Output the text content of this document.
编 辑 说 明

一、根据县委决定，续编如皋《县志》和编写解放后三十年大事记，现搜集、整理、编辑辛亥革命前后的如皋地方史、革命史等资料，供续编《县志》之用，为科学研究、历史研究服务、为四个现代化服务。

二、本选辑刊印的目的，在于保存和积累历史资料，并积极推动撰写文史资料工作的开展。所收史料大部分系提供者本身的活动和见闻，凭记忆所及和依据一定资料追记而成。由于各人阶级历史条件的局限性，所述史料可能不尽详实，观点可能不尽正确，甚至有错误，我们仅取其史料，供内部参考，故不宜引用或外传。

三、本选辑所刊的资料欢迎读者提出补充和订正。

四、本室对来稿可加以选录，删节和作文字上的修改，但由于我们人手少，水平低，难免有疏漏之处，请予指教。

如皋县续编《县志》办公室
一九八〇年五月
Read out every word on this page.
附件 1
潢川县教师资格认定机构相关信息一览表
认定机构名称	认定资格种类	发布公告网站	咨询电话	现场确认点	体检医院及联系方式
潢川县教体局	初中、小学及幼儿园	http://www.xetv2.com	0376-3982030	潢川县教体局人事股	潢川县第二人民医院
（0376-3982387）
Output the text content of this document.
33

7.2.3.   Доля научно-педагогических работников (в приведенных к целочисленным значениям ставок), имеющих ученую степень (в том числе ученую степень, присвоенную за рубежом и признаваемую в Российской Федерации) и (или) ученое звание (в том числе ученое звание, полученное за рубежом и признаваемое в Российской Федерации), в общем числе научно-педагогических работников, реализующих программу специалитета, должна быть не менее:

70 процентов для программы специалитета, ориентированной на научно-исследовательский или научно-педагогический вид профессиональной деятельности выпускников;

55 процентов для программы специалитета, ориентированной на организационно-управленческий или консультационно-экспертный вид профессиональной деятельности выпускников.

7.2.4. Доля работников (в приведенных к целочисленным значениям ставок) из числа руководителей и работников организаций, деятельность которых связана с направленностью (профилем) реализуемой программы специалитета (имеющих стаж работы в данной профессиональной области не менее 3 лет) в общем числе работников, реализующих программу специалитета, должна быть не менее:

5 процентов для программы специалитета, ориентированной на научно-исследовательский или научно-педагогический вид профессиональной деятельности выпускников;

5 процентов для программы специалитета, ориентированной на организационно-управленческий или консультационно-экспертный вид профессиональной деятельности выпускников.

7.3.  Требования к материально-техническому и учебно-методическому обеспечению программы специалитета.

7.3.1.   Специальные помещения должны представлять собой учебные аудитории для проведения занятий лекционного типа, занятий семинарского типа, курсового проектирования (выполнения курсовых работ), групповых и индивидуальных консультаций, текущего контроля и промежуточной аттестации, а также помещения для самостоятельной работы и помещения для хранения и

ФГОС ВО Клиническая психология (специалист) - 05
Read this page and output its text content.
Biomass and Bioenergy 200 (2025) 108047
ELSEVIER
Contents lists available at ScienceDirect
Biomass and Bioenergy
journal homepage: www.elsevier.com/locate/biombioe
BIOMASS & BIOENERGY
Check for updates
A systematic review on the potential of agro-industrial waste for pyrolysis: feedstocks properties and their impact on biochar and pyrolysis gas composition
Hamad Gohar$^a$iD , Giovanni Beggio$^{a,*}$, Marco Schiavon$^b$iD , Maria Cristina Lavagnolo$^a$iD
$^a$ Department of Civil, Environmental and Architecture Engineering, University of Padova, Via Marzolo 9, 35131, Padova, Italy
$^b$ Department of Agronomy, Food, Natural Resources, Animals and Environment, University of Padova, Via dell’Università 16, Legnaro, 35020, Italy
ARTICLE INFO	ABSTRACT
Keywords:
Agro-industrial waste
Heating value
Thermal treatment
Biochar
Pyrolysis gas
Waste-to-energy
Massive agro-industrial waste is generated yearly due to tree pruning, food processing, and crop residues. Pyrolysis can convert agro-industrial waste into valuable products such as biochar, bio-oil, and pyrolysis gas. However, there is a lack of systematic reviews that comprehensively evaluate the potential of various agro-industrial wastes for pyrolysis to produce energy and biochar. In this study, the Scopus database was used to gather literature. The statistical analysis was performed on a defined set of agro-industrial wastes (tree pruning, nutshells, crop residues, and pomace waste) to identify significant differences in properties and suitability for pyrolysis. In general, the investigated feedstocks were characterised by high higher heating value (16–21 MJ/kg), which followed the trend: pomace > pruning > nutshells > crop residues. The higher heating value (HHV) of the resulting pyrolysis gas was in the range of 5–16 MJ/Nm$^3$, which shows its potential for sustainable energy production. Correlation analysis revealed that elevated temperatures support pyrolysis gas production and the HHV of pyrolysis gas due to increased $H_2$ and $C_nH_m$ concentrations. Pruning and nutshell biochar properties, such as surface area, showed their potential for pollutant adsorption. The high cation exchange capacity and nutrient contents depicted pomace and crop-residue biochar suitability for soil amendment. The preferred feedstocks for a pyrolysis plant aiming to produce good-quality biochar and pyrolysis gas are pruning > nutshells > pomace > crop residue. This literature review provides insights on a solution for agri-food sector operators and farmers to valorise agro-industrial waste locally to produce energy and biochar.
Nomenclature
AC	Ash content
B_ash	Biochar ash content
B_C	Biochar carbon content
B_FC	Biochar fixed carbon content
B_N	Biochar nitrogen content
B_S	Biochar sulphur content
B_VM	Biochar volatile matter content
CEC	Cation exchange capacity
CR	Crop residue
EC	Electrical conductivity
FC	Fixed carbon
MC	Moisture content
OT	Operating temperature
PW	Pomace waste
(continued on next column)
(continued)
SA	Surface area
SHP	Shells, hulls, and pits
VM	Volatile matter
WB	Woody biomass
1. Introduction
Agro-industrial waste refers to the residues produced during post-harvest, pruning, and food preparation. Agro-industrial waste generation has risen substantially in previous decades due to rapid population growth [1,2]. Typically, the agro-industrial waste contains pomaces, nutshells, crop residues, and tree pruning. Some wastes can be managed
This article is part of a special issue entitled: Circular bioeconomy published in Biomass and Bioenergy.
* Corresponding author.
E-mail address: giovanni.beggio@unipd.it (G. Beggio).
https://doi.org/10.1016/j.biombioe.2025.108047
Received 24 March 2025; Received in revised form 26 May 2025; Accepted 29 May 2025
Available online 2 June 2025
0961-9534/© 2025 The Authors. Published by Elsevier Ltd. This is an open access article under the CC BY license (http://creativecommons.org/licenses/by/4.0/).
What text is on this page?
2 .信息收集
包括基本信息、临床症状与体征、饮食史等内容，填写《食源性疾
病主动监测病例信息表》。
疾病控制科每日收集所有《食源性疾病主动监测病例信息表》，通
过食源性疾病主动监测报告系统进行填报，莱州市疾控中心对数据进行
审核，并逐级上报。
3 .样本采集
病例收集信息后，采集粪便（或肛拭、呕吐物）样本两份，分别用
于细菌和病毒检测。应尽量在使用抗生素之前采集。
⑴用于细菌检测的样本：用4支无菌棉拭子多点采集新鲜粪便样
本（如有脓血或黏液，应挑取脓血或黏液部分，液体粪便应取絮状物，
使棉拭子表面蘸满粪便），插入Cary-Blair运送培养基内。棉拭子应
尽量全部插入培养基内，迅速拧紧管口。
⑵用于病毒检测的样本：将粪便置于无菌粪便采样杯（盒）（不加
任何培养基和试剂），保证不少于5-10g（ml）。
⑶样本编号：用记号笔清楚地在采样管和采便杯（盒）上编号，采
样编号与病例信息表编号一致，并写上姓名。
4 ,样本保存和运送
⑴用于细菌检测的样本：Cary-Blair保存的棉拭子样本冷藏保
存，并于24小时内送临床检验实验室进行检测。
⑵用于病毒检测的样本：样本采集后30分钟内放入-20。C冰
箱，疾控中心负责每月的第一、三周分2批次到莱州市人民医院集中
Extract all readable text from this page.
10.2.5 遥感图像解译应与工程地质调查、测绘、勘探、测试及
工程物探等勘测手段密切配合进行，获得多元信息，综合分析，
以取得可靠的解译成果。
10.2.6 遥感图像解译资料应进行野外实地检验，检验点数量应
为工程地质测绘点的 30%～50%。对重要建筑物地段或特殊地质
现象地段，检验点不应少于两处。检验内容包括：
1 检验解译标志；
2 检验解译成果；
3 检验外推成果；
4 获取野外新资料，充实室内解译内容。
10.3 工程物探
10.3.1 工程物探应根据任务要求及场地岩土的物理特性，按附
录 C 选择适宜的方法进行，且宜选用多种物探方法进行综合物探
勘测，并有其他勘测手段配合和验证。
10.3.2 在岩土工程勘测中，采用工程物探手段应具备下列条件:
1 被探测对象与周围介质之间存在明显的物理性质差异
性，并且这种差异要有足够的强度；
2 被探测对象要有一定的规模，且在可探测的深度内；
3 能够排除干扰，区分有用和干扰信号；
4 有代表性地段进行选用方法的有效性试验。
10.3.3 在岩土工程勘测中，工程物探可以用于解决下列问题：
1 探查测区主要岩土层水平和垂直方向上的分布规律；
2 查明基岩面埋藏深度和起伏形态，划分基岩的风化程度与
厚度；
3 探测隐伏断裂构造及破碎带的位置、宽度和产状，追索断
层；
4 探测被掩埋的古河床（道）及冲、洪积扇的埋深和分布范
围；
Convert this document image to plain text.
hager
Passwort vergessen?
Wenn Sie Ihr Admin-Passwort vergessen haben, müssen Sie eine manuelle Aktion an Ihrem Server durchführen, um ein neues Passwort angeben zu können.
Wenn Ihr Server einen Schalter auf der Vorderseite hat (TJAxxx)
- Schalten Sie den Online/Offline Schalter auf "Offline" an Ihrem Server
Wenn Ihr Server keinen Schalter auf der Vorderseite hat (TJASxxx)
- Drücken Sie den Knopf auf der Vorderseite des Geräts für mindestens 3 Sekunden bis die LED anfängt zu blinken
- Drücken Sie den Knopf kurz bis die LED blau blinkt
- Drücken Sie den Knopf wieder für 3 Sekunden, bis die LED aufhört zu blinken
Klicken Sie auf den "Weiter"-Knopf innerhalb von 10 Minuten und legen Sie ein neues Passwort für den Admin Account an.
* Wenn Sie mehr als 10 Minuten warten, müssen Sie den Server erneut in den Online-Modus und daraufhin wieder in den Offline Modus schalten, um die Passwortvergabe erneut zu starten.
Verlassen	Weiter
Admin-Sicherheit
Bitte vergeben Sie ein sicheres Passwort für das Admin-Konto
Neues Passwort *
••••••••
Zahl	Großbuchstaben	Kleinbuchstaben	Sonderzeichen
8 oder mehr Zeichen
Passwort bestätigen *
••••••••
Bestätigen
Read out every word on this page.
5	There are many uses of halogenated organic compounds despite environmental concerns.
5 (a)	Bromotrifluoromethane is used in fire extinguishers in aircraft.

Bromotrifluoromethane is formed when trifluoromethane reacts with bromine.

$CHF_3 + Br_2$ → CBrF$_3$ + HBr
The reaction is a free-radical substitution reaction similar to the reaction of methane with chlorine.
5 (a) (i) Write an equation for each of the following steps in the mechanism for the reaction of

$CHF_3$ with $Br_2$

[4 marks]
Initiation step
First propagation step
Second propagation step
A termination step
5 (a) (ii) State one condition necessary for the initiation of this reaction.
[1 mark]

===============

# EXERCISE DESCRIPTION
Your task is to collect every line above that contains the word "Minuten".

# EXERCISE SOLUTION
Klicken Sie auf den "Weiter"-Knopf innerhalb von 10 Minuten und legen Sie ein neues Passwort für den Admin Account an.
* Wenn Sie mehr als 10 Minuten warten, müssen Sie den Server erneut in den Online-Modus und daraufhin wieder in den Offline Modus schalten, um die Passwortvergabe erneut zu starten.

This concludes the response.